TEXT SEGMENT START

The Arts in Quarantine


As people in Illinois have been following the shelter-in-place order for over a month now, many radical changes have taken place in peoples’ lives. Many have lost their jobs, had a family member get sick, or have had their mental health plummeted. This is not only the case in Illinois, but across the country for many due to the coronavirus pandemic. Some still have jobs, but are unable to perform them in their usual capacity. This is the case for the professional theatre community. With productions, professional and amateur alike, being shut down due to Covid-19, many peoples’ jobs are “on hold” until they can meet again. For some, though, they might never get to perform the roles they’ve worked to perfect ever again.


Broadway, arguably the most famous theatre community in the United States, if not the world, officially shutdown on March 12. Originally, this lockdown was only supposed to last one month. As more shelter-in-place orders were extended, Broadway also extended its lockdown, this time until June 7. A month-long shutdown already had led to the closing of some shows and the postponement of others. With this extension comes the closing of Beetlejuice, which has recently obtained massive popularity due to its presence on Tik Tok. Many people who performed in a show on March 11, looking forward to opening their show on Broadway, continuing performances, or making the show as outstanding as possible leading up to its closing, performed for the last time without knowing it.

TEXT SEGMENT END

→ LIST OF TASKS
1. In the text on the arts in quarantine, until what date was Broadway's lockdown extended?
2. Carry on the text about the arts in quarantine from its last sentence.

RECORDED INFORMATION START

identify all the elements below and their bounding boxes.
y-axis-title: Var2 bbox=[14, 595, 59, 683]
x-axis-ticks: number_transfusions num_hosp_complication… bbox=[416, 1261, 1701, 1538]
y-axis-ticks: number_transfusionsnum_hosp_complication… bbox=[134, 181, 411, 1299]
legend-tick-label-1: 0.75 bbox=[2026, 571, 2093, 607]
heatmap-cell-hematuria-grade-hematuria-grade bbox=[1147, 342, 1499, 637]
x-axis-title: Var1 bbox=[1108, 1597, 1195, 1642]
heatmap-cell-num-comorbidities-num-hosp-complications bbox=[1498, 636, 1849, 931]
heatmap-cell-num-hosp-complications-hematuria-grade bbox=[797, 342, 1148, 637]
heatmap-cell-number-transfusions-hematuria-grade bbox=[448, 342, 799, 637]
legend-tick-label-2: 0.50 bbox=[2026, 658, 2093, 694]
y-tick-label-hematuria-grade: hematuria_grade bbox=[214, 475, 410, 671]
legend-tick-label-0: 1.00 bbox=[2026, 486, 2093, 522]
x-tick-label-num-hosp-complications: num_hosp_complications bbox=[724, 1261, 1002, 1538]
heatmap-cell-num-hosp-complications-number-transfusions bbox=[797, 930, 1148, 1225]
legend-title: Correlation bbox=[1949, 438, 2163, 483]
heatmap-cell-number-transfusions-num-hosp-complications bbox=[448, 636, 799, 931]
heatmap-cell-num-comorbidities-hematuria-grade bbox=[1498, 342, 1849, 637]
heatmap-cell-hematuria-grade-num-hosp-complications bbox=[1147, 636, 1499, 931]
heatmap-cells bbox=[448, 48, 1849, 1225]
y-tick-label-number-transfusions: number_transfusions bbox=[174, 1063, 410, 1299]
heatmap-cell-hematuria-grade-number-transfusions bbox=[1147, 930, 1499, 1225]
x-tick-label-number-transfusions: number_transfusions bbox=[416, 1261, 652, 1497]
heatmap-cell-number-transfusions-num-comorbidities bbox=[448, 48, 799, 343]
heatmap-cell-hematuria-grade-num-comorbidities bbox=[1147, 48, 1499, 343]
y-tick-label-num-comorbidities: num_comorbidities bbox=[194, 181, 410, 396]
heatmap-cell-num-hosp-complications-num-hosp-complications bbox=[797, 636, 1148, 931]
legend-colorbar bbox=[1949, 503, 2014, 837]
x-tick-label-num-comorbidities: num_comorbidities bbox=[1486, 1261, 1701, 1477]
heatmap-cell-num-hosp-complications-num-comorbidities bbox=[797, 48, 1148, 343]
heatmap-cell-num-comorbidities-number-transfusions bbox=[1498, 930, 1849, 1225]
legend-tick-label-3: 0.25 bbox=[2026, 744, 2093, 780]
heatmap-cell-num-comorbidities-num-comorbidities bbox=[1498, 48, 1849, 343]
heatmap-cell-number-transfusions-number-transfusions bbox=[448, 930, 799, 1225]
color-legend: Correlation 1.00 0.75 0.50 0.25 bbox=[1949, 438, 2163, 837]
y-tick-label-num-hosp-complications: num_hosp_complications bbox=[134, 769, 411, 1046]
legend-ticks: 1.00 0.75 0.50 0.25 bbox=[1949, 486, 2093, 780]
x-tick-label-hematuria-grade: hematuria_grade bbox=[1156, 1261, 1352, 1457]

RECORDED INFORMATION END

→ EXERCISE RESULTS
1. June 7

2.
This shutdown greatly affects Broadway performers, whether their show will perform again following the lockdown or not. Effectively, the performers, pit, crew, directors, etc., are unemployed for an unknown amount of time. Their awards ceremony for the year, The Tony’s, is indefinitely postponed. People are unable to celebrate their accomplishments, and, as it is also unlikely they’d be able to find a job elsewhere, professionals in the theatre community have needed to find other ways to make money. According to the New York Times, “most unionized employees will be paid for the week that was cut short by the shutdown, and the following two weeks.” While employees might have received a small salary cut, they also would receive benefits for those two and a half weeks, and health benefits until April 12. With the extension of the shutdown, a new employee relief plan will have to be devised.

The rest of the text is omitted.